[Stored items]
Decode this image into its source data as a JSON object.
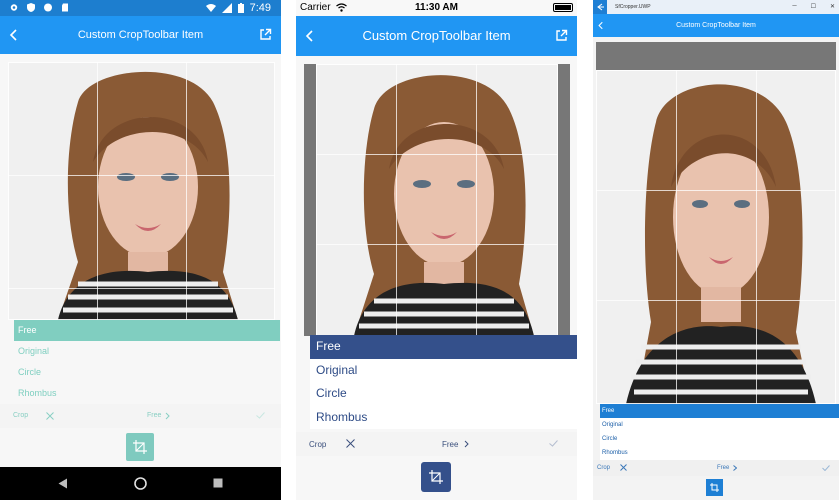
{
  "android": {
    "status": {
      "time": "7:49"
    },
    "appbar": {
      "title": "Custom CropToolbar Item"
    },
    "options": [
      "Free",
      "Original",
      "Circle",
      "Rhombus"
    ],
    "selected_option": "Free",
    "toolbar": {
      "crop_label": "Crop",
      "mode_label": "Free"
    },
    "accent": "#80cec0"
  },
  "ios": {
    "status": {
      "carrier": "Carrier",
      "time": "11:30 AM"
    },
    "appbar": {
      "title": "Custom CropToolbar Item"
    },
    "options": [
      "Free",
      "Original",
      "Circle",
      "Rhombus"
    ],
    "selected_option": "Free",
    "toolbar": {
      "crop_label": "Crop",
      "mode_label": "Free"
    },
    "accent": "#34508b"
  },
  "uwp": {
    "window": {
      "title": "SfCropper.UWP"
    },
    "appbar": {
      "title": "Custom CropToolbar Item"
    },
    "options": [
      "Free",
      "Original",
      "Circle",
      "Rhombus"
    ],
    "selected_option": "Free",
    "toolbar": {
      "crop_label": "Crop",
      "mode_label": "Free"
    },
    "accent": "#1e7fd4"
  }
}
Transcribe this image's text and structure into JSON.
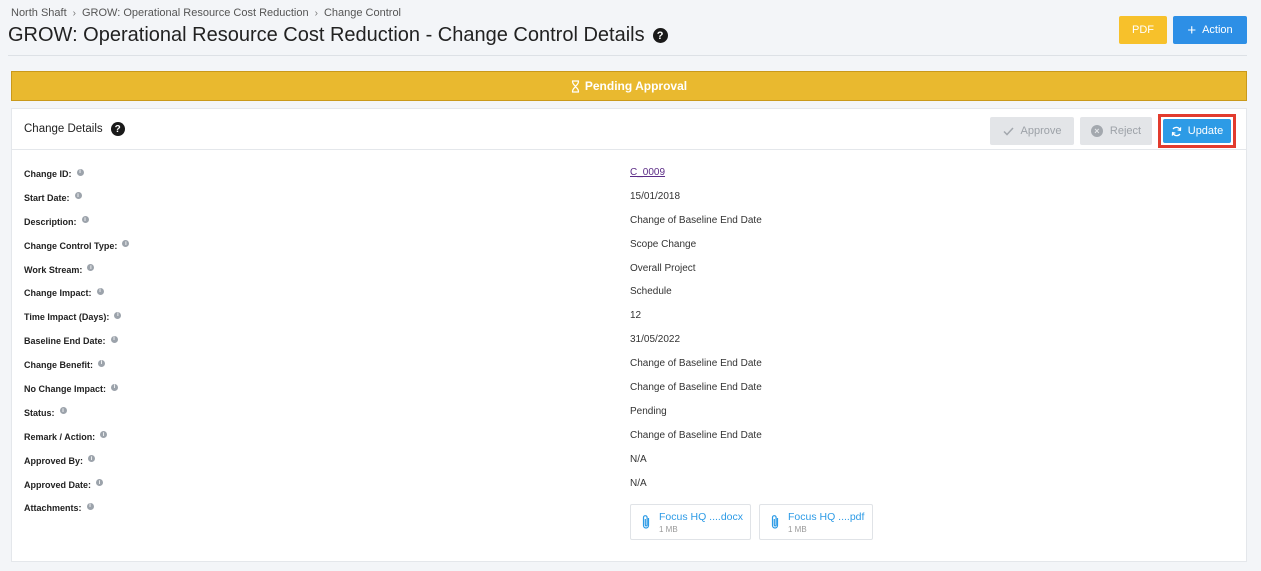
{
  "breadcrumb": [
    "North Shaft",
    "GROW: Operational Resource Cost Reduction",
    "Change Control"
  ],
  "page_title": "GROW: Operational Resource Cost Reduction - Change Control Details",
  "header_buttons": {
    "pdf": "PDF",
    "action": "Action"
  },
  "status_banner": "Pending Approval",
  "panel": {
    "title": "Change Details",
    "approve": "Approve",
    "reject": "Reject",
    "update": "Update"
  },
  "details": [
    {
      "label": "Change ID:",
      "value": "C_0009"
    },
    {
      "label": "Start Date:",
      "value": "15/01/2018"
    },
    {
      "label": "Description:",
      "value": "Change of Baseline End Date"
    },
    {
      "label": "Change Control Type:",
      "value": "Scope Change"
    },
    {
      "label": "Work Stream:",
      "value": "Overall Project"
    },
    {
      "label": "Change Impact:",
      "value": "Schedule"
    },
    {
      "label": "Time Impact (Days):",
      "value": "12"
    },
    {
      "label": "Baseline End Date:",
      "value": "31/05/2022"
    },
    {
      "label": "Change Benefit:",
      "value": "Change of Baseline End Date"
    },
    {
      "label": "No Change Impact:",
      "value": "Change of Baseline End Date"
    },
    {
      "label": "Status:",
      "value": "Pending"
    },
    {
      "label": "Remark / Action:",
      "value": "Change of Baseline End Date"
    },
    {
      "label": "Approved By:",
      "value": "N/A"
    },
    {
      "label": "Approved Date:",
      "value": "N/A"
    },
    {
      "label": "Attachments:",
      "value": ""
    }
  ],
  "attachments": [
    {
      "name": "Focus HQ ....docx",
      "size": "1 MB"
    },
    {
      "name": "Focus HQ ....pdf",
      "size": "1 MB"
    }
  ],
  "colors": {
    "banner": "#e9b92f",
    "pdf_button": "#f7c12b",
    "action_button": "#2d8fe6",
    "highlight": "#e23b2e"
  }
}
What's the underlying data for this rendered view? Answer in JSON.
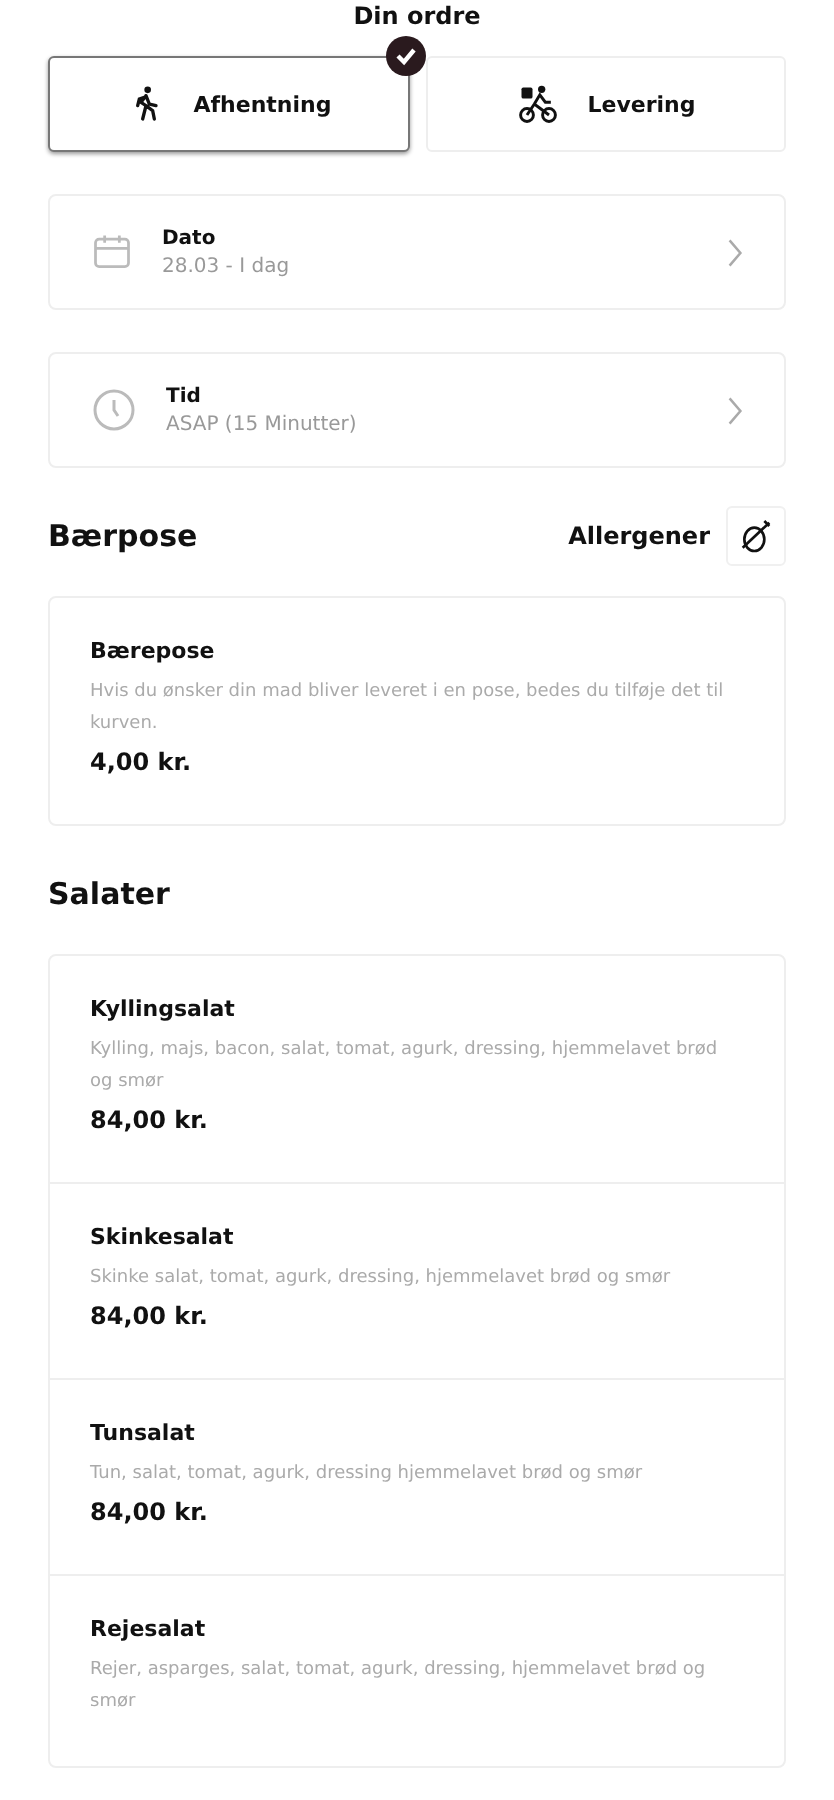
{
  "title": "Din ordre",
  "modes": [
    {
      "label": "Afhentning",
      "kind": "walk",
      "selected": true
    },
    {
      "label": "Levering",
      "kind": "bike",
      "selected": false
    }
  ],
  "pickers": [
    {
      "kind": "date",
      "label": "Dato",
      "value": "28.03 - I dag"
    },
    {
      "kind": "time",
      "label": "Tid",
      "value": "ASAP (15 Minutter)"
    }
  ],
  "allergens_label": "Allergener",
  "sections": [
    {
      "title": "Bærpose",
      "items": [
        {
          "name": "Bærepose",
          "description": "Hvis du ønsker din mad bliver leveret i en pose, bedes du tilføje det til kurven.",
          "price": "4,00 kr."
        }
      ]
    },
    {
      "title": "Salater",
      "items": [
        {
          "name": "Kyllingsalat",
          "description": "Kylling, majs, bacon, salat, tomat, agurk, dressing, hjemmelavet brød og smør",
          "price": "84,00 kr."
        },
        {
          "name": "Skinkesalat",
          "description": "Skinke salat, tomat, agurk, dressing, hjemmelavet brød og smør",
          "price": "84,00 kr."
        },
        {
          "name": "Tunsalat",
          "description": "Tun, salat, tomat, agurk, dressing hjemmelavet brød og smør",
          "price": "84,00 kr."
        },
        {
          "name": "Rejesalat",
          "description": "Rejer, asparges, salat, tomat, agurk, dressing, hjemmelavet brød og smør"
        }
      ]
    }
  ]
}
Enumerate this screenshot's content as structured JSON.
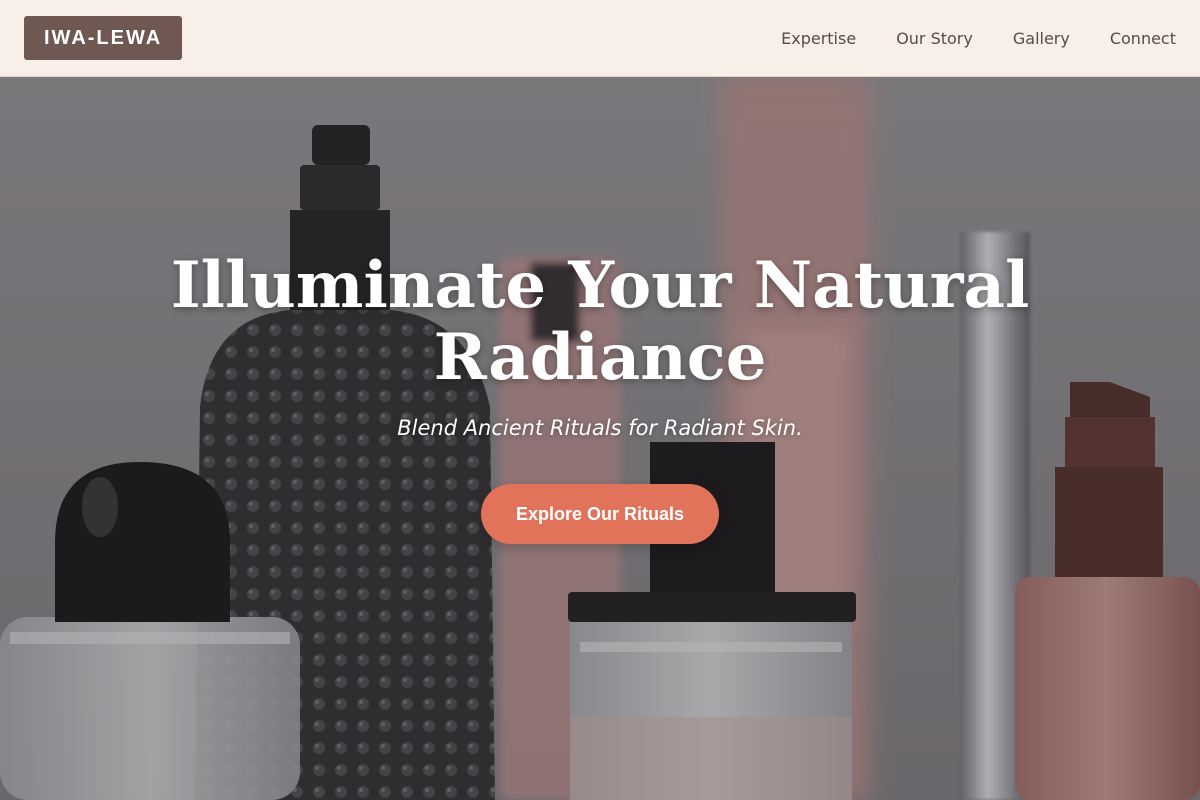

EXERCISE AIM>
Filter the records, keeping only lines that contain "Reduction", and show those lines.

TASK SOLUTION>
    "GROW: Operational Resource Cost Reduction",
  "page_title": "GROW: Operational Resource Cost Reduction - Change Control Details",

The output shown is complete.